Exercise goal -> All entries must be given again in full, exactly as they were supplied.

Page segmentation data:
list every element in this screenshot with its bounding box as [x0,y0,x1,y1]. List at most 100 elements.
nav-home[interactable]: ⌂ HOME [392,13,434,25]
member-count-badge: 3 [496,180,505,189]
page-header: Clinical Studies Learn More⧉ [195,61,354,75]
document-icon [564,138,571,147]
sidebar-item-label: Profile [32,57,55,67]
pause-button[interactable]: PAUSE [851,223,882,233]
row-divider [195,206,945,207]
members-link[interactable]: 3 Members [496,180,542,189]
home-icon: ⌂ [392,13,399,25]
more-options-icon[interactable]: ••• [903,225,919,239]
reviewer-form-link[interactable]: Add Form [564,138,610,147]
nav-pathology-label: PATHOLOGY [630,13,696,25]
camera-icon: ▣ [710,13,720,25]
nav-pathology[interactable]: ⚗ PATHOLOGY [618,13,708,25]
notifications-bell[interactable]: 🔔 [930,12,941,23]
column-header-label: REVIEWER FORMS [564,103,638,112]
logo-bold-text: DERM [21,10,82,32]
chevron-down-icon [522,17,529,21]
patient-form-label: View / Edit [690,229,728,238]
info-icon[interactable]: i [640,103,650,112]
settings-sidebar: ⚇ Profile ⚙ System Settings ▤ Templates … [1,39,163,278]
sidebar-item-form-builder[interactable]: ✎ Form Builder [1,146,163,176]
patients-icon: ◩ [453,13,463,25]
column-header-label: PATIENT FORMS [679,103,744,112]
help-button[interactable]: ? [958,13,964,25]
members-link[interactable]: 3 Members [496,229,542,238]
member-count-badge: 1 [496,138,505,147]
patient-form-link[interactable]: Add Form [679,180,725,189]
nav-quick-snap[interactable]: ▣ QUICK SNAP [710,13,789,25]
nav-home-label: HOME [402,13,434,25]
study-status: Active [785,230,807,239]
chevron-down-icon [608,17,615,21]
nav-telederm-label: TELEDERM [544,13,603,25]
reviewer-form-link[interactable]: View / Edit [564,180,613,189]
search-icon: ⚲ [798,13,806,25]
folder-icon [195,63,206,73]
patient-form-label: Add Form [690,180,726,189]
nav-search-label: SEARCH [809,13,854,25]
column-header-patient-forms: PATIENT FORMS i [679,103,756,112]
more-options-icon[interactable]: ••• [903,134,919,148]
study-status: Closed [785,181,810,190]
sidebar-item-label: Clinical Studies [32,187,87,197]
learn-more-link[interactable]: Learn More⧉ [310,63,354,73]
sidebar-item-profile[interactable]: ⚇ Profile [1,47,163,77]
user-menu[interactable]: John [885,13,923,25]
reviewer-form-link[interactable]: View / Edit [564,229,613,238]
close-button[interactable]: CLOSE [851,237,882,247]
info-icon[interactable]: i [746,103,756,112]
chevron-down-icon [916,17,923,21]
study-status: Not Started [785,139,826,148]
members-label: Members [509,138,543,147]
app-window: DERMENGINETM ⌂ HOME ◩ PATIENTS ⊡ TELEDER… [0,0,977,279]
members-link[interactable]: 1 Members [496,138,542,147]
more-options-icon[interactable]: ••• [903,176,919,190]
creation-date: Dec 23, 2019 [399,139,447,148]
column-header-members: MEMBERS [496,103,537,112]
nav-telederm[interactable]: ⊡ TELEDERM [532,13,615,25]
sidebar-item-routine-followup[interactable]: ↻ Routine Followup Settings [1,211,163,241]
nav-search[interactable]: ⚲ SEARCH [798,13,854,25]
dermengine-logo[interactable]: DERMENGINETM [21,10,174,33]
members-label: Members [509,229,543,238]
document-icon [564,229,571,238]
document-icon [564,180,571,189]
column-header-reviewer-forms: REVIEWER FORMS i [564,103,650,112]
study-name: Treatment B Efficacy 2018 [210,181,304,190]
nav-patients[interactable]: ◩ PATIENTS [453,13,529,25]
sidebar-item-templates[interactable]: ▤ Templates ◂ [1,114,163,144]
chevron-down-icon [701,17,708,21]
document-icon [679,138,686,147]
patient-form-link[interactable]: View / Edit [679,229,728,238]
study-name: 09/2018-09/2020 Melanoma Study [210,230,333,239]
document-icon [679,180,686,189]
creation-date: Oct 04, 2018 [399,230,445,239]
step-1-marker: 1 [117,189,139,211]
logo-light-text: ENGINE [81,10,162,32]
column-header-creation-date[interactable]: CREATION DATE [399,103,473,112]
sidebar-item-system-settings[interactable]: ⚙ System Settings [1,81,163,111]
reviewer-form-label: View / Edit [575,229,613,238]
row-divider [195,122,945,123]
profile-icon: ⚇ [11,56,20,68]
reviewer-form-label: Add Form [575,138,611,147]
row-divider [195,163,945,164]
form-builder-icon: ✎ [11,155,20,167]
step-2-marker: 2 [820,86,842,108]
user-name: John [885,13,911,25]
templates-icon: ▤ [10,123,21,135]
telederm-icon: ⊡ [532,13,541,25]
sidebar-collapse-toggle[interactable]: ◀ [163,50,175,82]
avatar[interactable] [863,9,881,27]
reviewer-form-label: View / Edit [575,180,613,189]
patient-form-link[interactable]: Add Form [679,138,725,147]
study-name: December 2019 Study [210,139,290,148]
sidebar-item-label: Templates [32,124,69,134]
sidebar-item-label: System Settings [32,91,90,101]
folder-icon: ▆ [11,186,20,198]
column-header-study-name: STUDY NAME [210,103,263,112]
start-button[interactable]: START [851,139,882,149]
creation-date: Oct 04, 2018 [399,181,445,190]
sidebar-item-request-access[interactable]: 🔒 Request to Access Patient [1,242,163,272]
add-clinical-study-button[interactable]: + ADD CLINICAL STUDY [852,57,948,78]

Exercise response ->
list every element in this screenshot with its bounding box as [x0,y0,x1,y1]. List at most 100 elements.
nav-home[interactable]: ⌂ HOME [392,13,434,25]
member-count-badge: 3 [496,180,505,189]
page-header: Clinical Studies Learn More⧉ [195,61,354,75]
document-icon [564,138,571,147]
sidebar-item-label: Profile [32,57,55,67]
pause-button[interactable]: PAUSE [851,223,882,233]
row-divider [195,206,945,207]
members-link[interactable]: 3 Members [496,180,542,189]
home-icon: ⌂ [392,13,399,25]
more-options-icon[interactable]: ••• [903,225,919,239]
reviewer-form-link[interactable]: Add Form [564,138,610,147]
nav-pathology-label: PATHOLOGY [630,13,696,25]
camera-icon: ▣ [710,13,720,25]
nav-pathology[interactable]: ⚗ PATHOLOGY [618,13,708,25]
notifications-bell[interactable]: 🔔 [930,12,941,23]
column-header-label: REVIEWER FORMS [564,103,638,112]
logo-bold-text: DERM [21,10,82,32]
chevron-down-icon [522,17,529,21]
patient-form-label: View / Edit [690,229,728,238]
info-icon[interactable]: i [640,103,650,112]
settings-sidebar: ⚇ Profile ⚙ System Settings ▤ Templates … [1,39,163,278]
sidebar-item-form-builder[interactable]: ✎ Form Builder [1,146,163,176]
patients-icon: ◩ [453,13,463,25]
column-header-label: PATIENT FORMS [679,103,744,112]
help-button[interactable]: ? [958,13,964,25]
members-link[interactable]: 3 Members [496,229,542,238]
member-count-badge: 1 [496,138,505,147]
patient-form-link[interactable]: Add Form [679,180,725,189]
nav-quick-snap[interactable]: ▣ QUICK SNAP [710,13,789,25]
nav-home-label: HOME [402,13,434,25]
study-status: Active [785,230,807,239]
chevron-down-icon [608,17,615,21]
nav-telederm-label: TELEDERM [544,13,603,25]
reviewer-form-link[interactable]: View / Edit [564,180,613,189]
search-icon: ⚲ [798,13,806,25]
folder-icon [195,63,206,73]
patient-form-label: Add Form [690,180,726,189]
nav-search-label: SEARCH [809,13,854,25]
column-header-patient-forms: PATIENT FORMS i [679,103,756,112]
more-options-icon[interactable]: ••• [903,134,919,148]
study-status: Closed [785,181,810,190]
sidebar-item-label: Clinical Studies [32,187,87,197]
learn-more-link[interactable]: Learn More⧉ [310,63,354,73]
sidebar-item-profile[interactable]: ⚇ Profile [1,47,163,77]
user-menu[interactable]: John [885,13,923,25]
reviewer-form-link[interactable]: View / Edit [564,229,613,238]
close-button[interactable]: CLOSE [851,237,882,247]
info-icon[interactable]: i [746,103,756,112]
chevron-down-icon [916,17,923,21]
study-status: Not Started [785,139,826,148]
members-label: Members [509,138,543,147]
app-window: DERMENGINETM ⌂ HOME ◩ PATIENTS ⊡ TELEDER… [0,0,977,279]
members-link[interactable]: 1 Members [496,138,542,147]
more-options-icon[interactable]: ••• [903,176,919,190]
creation-date: Dec 23, 2019 [399,139,447,148]
column-header-members: MEMBERS [496,103,537,112]
nav-telederm[interactable]: ⊡ TELEDERM [532,13,615,25]
sidebar-item-routine-followup[interactable]: ↻ Routine Followup Settings [1,211,163,241]
nav-search[interactable]: ⚲ SEARCH [798,13,854,25]
dermengine-logo[interactable]: DERMENGINETM [21,10,174,33]
members-label: Members [509,229,543,238]
document-icon [564,229,571,238]
document-icon [564,180,571,189]
column-header-reviewer-forms: REVIEWER FORMS i [564,103,650,112]
study-name: Treatment B Efficacy 2018 [210,181,304,190]
nav-patients[interactable]: ◩ PATIENTS [453,13,529,25]
sidebar-item-templates[interactable]: ▤ Templates ◂ [1,114,163,144]
chevron-down-icon [701,17,708,21]
document-icon [679,138,686,147]
patient-form-link[interactable]: View / Edit [679,229,728,238]
study-name: 09/2018-09/2020 Melanoma Study [210,230,333,239]
document-icon [679,180,686,189]
creation-date: Oct 04, 2018 [399,230,445,239]
step-1-marker: 1 [117,189,139,211]
logo-light-text: ENGINE [81,10,162,32]
column-header-creation-date[interactable]: CREATION DATE [399,103,473,112]
sidebar-item-system-settings[interactable]: ⚙ System Settings [1,81,163,111]
reviewer-form-label: View / Edit [575,229,613,238]
row-divider [195,122,945,123]
profile-icon: ⚇ [11,56,20,68]
reviewer-form-label: Add Form [575,138,611,147]
row-divider [195,163,945,164]
form-builder-icon: ✎ [11,155,20,167]
step-2-marker: 2 [820,86,842,108]
user-name: John [885,13,911,25]
templates-icon: ▤ [10,123,21,135]
telederm-icon: ⊡ [532,13,541,25]
sidebar-collapse-toggle[interactable]: ◀ [163,50,175,82]
avatar[interactable] [863,9,881,27]
reviewer-form-label: View / Edit [575,180,613,189]
patient-form-link[interactable]: Add Form [679,138,725,147]
study-name: December 2019 Study [210,139,290,148]
sidebar-item-label: Templates [32,124,69,134]
sidebar-item-label: System Settings [32,91,90,101]
folder-icon: ▆ [11,186,20,198]
column-header-study-name: STUDY NAME [210,103,263,112]
start-button[interactable]: START [851,139,882,149]
creation-date: Oct 04, 2018 [399,181,445,190]
sidebar-item-request-access[interactable]: 🔒 Request to Access Patient [1,242,163,272]
add-clinical-study-button[interactable]: + ADD CLINICAL STUDY [852,57,948,78]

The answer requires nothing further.